> **Direction**
Extract every line of the material below and reproduce it faithfully.

(Items listed in a dataset)
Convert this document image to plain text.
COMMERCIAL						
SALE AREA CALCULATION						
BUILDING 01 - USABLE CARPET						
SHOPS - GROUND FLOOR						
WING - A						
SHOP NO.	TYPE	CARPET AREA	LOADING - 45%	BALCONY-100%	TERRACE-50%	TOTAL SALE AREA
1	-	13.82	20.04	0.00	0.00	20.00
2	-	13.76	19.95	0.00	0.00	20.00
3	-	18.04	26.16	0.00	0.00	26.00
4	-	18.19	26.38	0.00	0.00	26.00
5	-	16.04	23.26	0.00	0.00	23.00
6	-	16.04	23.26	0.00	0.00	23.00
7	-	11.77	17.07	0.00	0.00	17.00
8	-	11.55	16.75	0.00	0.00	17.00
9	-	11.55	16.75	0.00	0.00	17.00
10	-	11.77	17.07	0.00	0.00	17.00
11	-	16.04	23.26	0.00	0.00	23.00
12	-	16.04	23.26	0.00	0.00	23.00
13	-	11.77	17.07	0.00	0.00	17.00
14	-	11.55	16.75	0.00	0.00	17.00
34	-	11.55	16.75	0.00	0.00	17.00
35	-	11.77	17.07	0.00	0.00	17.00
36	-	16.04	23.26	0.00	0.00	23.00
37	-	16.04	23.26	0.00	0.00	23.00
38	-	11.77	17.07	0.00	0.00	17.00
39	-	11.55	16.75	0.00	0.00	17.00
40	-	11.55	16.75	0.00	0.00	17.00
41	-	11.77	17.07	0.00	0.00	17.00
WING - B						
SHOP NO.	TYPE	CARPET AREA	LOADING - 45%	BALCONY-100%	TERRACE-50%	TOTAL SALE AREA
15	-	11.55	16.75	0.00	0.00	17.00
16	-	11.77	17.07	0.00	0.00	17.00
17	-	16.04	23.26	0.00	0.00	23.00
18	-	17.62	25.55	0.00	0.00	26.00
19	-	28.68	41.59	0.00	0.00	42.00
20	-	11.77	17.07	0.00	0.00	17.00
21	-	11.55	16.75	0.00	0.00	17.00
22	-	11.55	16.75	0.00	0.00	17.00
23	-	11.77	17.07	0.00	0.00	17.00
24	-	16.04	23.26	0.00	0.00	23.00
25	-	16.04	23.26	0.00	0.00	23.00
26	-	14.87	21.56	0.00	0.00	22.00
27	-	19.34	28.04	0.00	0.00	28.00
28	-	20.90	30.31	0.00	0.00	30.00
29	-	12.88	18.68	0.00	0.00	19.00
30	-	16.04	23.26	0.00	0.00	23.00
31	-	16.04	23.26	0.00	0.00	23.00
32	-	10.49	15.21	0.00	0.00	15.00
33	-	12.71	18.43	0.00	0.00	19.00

> **Exercise solution**
Convert this document image to plain text.
COMMERCIAL						
SALE AREA CALCULATION						
BUILDING 01 - USABLE CARPET						
SHOPS - GROUND FLOOR						
WING - A						
SHOP NO.	TYPE	CARPET AREA	LOADING - 45%	BALCONY-100%	TERRACE-50%	TOTAL SALE AREA
1	-	13.82	20.04	0.00	0.00	20.00
2	-	13.76	19.95	0.00	0.00	20.00
3	-	18.04	26.16	0.00	0.00	26.00
4	-	18.19	26.38	0.00	0.00	26.00
5	-	16.04	23.26	0.00	0.00	23.00
6	-	16.04	23.26	0.00	0.00	23.00
7	-	11.77	17.07	0.00	0.00	17.00
8	-	11.55	16.75	0.00	0.00	17.00
9	-	11.55	16.75	0.00	0.00	17.00
10	-	11.77	17.07	0.00	0.00	17.00
11	-	16.04	23.26	0.00	0.00	23.00
12	-	16.04	23.26	0.00	0.00	23.00
13	-	11.77	17.07	0.00	0.00	17.00
14	-	11.55	16.75	0.00	0.00	17.00
34	-	11.55	16.75	0.00	0.00	17.00
35	-	11.77	17.07	0.00	0.00	17.00
36	-	16.04	23.26	0.00	0.00	23.00
37	-	16.04	23.26	0.00	0.00	23.00
38	-	11.77	17.07	0.00	0.00	17.00
39	-	11.55	16.75	0.00	0.00	17.00
40	-	11.55	16.75	0.00	0.00	17.00
41	-	11.77	17.07	0.00	0.00	17.00
WING - B						
SHOP NO.	TYPE	CARPET AREA	LOADING - 45%	BALCONY-100%	TERRACE-50%	TOTAL SALE AREA
15	-	11.55	16.75	0.00	0.00	17.00
16	-	11.77	17.07	0.00	0.00	17.00
17	-	16.04	23.26	0.00	0.00	23.00
18	-	17.62	25.55	0.00	0.00	26.00
19	-	28.68	41.59	0.00	0.00	42.00
20	-	11.77	17.07	0.00	0.00	17.00
21	-	11.55	16.75	0.00	0.00	17.00
22	-	11.55	16.75	0.00	0.00	17.00
23	-	11.77	17.07	0.00	0.00	17.00
24	-	16.04	23.26	0.00	0.00	23.00
25	-	16.04	23.26	0.00	0.00	23.00
26	-	14.87	21.56	0.00	0.00	22.00
27	-	19.34	28.04	0.00	0.00	28.00
28	-	20.90	30.31	0.00	0.00	30.00
29	-	12.88	18.68	0.00	0.00	19.00
30	-	16.04	23.26	0.00	0.00	23.00
31	-	16.04	23.26	0.00	0.00	23.00
32	-	10.49	15.21	0.00	0.00	15.00
33	-	12.71	18.43	0.00	0.00	19.00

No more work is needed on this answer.